* start RAW RECORDS *

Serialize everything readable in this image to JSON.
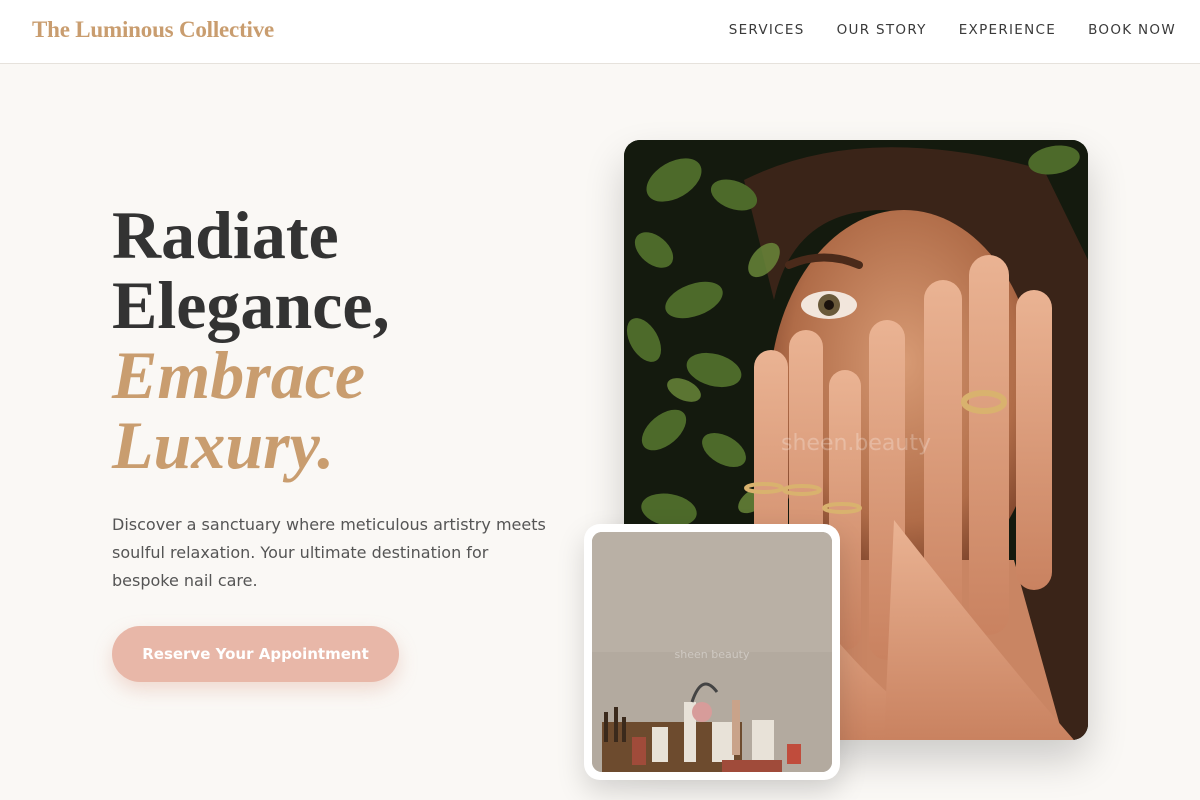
{
  "nav": {
    "brand": "The Luminous Collective",
    "links": [
      "SERVICES",
      "OUR STORY",
      "EXPERIENCE",
      "BOOK NOW"
    ]
  },
  "hero": {
    "title_lines": [
      "Radiate",
      "Elegance,"
    ],
    "accent_lines": [
      "Embrace",
      "Luxury."
    ],
    "description": "Discover a sanctuary where meticulous artistry meets soulful relaxation. Your ultimate destination for bespoke nail care.",
    "cta_label": "Reserve Your Appointment"
  },
  "images": {
    "main_watermark": "sheen.beauty",
    "small_watermark": "sheen beauty"
  },
  "colors": {
    "accent": "#c99d6f",
    "cta": "#e8b7a8",
    "background": "#faf8f5"
  }
}
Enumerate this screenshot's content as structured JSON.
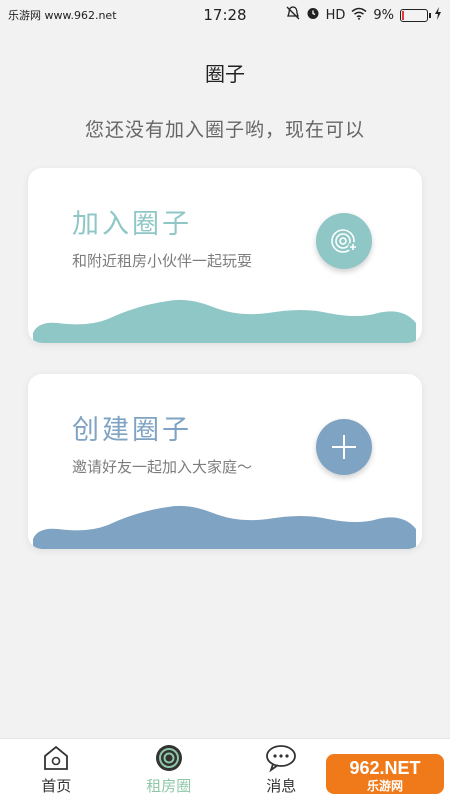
{
  "status_bar": {
    "left_text": "乐游网 www.962.net",
    "time": "17:28",
    "hd": "HD",
    "battery": "9%",
    "battery_level": 0.09
  },
  "header": {
    "title": "圈子",
    "subtitle": "您还没有加入圈子哟，现在可以"
  },
  "cards": [
    {
      "title": "加入圈子",
      "description": "和附近租房小伙伴一起玩耍",
      "color": "#8fc7c7",
      "icon": "join-circle-icon"
    },
    {
      "title": "创建圈子",
      "description": "邀请好友一起加入大家庭～",
      "color": "#7fa3c3",
      "icon": "plus-icon"
    }
  ],
  "tabbar": {
    "items": [
      {
        "label": "首页",
        "icon": "home-icon",
        "active": false
      },
      {
        "label": "租房圈",
        "icon": "circle-icon",
        "active": true
      },
      {
        "label": "消息",
        "icon": "message-icon",
        "active": false
      },
      {
        "label": "",
        "icon": "profile-icon",
        "active": false
      }
    ],
    "active_color": "#8fc7a7"
  },
  "watermark": {
    "text_top": "962.NET",
    "text_bottom": "乐游网"
  }
}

* end RAW RECORDS *

**INSTRUCTIONS TO FOLLOW:**
Select every line of the material above holding the word "circle" and copy it.

**OUTPUT:**
      "icon": "join-circle-icon"
        "icon": "circle-icon",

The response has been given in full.